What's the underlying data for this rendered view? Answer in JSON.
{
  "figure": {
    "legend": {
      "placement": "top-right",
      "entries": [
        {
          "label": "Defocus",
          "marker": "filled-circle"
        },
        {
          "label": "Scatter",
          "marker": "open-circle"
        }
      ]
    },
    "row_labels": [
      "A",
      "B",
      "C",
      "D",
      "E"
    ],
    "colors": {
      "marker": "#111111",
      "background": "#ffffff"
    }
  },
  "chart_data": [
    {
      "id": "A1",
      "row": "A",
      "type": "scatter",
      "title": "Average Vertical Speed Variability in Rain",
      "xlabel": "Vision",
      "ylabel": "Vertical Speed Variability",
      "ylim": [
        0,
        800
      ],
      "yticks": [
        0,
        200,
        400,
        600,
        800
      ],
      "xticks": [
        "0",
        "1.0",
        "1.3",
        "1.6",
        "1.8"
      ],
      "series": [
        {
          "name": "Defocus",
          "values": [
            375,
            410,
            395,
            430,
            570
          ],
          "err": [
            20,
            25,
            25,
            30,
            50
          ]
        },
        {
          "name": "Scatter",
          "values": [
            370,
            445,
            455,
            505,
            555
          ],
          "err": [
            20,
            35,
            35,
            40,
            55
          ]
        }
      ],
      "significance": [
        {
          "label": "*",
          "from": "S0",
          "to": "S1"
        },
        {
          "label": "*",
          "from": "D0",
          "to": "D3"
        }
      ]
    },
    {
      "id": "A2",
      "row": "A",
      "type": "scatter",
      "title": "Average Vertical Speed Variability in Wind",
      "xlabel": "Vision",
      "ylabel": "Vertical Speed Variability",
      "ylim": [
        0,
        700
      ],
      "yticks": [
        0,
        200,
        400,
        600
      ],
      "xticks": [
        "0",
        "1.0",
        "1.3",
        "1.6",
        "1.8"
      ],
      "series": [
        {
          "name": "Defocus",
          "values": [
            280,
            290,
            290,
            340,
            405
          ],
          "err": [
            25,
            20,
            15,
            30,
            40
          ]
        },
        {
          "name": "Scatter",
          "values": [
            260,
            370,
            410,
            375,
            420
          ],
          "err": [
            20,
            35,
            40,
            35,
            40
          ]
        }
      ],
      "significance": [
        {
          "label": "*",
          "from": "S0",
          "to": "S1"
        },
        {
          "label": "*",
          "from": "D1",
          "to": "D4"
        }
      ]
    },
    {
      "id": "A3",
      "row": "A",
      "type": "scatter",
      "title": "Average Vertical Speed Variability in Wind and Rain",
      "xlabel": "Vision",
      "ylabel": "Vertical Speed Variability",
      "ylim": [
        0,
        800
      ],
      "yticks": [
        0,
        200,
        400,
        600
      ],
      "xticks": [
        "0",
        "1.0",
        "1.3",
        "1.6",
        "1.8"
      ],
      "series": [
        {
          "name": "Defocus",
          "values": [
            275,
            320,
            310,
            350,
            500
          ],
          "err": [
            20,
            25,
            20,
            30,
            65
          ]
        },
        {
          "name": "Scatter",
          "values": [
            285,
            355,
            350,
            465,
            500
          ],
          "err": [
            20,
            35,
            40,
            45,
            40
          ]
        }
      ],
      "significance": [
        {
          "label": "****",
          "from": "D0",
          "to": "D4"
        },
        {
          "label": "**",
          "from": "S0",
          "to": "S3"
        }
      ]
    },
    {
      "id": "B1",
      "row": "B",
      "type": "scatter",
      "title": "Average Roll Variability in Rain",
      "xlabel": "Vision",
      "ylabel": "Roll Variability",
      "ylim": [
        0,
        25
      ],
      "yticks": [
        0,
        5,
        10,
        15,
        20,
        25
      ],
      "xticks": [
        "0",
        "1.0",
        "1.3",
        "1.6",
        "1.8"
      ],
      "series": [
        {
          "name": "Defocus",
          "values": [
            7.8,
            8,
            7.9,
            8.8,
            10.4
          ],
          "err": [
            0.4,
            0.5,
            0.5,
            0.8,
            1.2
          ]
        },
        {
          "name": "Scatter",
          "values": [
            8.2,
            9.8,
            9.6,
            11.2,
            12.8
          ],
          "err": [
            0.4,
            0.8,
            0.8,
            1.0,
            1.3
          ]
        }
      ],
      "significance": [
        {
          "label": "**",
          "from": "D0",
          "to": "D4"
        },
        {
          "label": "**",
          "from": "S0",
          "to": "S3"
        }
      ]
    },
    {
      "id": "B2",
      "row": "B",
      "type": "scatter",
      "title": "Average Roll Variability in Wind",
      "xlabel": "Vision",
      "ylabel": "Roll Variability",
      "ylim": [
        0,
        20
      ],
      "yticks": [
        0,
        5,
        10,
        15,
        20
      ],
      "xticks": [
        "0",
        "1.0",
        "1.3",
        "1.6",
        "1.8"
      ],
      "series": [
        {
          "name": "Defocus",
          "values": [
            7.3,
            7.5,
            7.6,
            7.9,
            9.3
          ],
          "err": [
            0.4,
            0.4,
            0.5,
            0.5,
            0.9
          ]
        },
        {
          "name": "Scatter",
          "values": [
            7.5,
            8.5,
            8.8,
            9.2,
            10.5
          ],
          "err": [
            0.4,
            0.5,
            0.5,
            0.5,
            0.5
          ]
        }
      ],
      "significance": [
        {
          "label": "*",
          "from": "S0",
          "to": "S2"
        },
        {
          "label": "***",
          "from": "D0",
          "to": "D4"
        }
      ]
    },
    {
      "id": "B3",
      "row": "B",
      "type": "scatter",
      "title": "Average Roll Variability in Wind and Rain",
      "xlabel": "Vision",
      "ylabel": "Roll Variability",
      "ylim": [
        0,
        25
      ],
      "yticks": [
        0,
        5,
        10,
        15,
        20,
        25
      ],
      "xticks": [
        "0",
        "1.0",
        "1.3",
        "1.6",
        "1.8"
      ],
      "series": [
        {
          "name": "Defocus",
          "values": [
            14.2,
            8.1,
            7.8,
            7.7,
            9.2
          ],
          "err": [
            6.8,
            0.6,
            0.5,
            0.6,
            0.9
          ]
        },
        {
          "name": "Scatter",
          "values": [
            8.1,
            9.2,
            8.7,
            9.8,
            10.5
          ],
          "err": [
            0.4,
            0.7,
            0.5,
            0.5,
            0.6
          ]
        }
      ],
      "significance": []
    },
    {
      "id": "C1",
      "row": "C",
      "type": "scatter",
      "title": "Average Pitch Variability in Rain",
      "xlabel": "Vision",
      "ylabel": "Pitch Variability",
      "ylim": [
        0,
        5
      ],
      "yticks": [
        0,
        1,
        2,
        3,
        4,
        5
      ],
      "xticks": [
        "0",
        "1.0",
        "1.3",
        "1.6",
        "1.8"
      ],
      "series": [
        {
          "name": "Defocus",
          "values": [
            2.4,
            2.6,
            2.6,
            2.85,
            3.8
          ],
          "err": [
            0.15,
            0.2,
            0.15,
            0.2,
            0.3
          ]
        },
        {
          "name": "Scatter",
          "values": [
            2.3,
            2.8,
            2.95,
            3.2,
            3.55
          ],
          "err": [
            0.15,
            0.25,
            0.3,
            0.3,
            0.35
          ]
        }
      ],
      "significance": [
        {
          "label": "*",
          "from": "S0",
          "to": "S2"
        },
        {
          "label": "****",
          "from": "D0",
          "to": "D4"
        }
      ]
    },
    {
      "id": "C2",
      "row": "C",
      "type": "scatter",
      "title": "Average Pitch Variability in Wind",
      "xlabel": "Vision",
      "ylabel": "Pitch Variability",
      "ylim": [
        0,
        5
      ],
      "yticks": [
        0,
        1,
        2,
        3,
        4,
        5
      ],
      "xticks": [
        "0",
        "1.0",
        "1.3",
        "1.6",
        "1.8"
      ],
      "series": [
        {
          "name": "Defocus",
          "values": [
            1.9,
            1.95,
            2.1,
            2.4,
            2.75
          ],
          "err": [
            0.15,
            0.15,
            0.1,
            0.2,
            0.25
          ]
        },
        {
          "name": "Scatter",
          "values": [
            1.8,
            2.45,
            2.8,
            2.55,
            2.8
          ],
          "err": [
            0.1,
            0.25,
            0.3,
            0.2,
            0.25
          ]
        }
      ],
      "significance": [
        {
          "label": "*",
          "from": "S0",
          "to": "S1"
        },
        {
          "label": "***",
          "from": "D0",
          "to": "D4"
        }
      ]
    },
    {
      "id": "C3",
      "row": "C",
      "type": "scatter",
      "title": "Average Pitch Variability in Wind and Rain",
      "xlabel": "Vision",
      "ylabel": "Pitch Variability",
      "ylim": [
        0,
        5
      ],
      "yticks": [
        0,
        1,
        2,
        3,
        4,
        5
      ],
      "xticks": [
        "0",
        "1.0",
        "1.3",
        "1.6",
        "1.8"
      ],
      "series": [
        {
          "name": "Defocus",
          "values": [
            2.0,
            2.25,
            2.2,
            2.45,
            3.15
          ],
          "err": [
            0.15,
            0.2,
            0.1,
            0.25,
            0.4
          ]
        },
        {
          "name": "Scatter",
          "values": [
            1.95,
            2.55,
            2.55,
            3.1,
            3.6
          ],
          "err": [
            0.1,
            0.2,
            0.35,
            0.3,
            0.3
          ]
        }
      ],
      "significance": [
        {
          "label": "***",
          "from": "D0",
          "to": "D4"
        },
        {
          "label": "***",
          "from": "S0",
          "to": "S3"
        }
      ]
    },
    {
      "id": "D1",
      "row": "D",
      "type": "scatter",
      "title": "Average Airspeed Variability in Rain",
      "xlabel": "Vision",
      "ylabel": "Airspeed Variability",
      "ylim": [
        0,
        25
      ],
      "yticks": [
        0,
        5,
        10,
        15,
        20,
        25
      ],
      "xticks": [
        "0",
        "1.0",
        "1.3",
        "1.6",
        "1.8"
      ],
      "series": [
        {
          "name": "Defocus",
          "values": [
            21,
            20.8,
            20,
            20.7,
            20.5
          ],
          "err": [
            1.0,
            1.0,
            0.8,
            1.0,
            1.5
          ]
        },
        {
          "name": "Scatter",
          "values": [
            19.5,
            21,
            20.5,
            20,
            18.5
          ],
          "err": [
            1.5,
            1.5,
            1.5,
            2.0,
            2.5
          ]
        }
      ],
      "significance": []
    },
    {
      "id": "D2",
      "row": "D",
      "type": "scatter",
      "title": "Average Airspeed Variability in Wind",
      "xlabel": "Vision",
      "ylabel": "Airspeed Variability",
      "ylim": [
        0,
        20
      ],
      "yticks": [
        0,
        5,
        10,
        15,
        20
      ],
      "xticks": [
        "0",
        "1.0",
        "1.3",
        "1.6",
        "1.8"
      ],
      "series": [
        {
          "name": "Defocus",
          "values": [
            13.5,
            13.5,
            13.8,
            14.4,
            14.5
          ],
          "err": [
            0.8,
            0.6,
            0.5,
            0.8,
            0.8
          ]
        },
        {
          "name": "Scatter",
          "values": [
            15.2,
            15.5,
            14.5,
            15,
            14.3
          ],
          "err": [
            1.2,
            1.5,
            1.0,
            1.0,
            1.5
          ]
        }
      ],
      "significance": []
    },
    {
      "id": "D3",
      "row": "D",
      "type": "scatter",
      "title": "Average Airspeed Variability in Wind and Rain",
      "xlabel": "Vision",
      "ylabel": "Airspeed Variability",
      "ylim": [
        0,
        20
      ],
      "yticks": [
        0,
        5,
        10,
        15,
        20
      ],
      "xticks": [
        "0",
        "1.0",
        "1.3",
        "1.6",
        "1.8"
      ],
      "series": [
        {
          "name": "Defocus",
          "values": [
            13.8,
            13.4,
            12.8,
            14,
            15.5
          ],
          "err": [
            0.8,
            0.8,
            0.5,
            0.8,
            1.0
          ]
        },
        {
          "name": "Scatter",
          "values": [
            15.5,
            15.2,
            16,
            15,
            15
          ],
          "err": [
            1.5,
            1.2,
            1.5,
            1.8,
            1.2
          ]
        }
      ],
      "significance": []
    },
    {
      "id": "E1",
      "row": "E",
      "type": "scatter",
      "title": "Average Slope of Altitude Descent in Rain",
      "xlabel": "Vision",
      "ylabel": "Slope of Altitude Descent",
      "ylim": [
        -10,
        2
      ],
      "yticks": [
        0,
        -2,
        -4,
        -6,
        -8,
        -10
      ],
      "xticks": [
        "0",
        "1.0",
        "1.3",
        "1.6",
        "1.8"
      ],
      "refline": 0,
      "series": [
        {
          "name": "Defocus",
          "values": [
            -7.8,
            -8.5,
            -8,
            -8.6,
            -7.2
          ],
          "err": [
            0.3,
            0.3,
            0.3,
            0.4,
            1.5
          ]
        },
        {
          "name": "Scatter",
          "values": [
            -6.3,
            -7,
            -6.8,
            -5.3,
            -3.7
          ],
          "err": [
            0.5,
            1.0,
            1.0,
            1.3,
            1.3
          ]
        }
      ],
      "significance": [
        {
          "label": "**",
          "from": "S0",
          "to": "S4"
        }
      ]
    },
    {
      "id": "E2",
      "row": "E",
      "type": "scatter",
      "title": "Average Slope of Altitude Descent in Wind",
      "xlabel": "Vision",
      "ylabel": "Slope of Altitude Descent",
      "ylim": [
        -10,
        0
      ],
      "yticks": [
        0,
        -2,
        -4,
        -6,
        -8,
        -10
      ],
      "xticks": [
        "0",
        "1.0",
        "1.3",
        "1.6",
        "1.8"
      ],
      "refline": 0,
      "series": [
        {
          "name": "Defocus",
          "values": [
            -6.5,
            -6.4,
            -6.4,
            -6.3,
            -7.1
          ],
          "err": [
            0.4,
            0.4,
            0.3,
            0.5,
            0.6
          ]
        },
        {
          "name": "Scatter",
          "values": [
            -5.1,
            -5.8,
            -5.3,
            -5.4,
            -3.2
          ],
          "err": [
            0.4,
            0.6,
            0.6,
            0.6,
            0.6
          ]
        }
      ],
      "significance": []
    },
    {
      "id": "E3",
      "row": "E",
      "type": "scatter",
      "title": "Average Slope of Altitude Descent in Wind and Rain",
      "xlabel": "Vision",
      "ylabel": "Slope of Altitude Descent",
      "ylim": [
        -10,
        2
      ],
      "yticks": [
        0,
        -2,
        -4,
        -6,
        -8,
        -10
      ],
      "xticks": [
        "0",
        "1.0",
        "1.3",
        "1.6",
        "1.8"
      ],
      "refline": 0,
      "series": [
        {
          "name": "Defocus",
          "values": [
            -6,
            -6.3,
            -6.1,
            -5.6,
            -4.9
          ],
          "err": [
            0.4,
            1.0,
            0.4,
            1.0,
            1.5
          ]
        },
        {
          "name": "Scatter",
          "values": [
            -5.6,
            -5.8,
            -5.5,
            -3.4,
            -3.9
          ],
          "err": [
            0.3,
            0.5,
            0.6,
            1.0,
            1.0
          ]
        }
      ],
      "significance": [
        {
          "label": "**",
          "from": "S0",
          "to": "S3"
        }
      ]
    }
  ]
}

──────

**Task description**:
Identify and list each line with the word "Wind".

**Answer to the task**:
      "title": "Average Vertical Speed Variability in Wind",
      "title": "Average Vertical Speed Variability in Wind and Rain",
      "title": "Average Roll Variability in Wind",
      "title": "Average Roll Variability in Wind and Rain",
      "title": "Average Pitch Variability in Wind",
      "title": "Average Pitch Variability in Wind and Rain",
      "title": "Average Airspeed Variability in Wind",
      "title": "Average Airspeed Variability in Wind and Rain",
      "title": "Average Slope of Altitude Descent in Wind",
      "title": "Average Slope of Altitude Descent in Wind and Rain",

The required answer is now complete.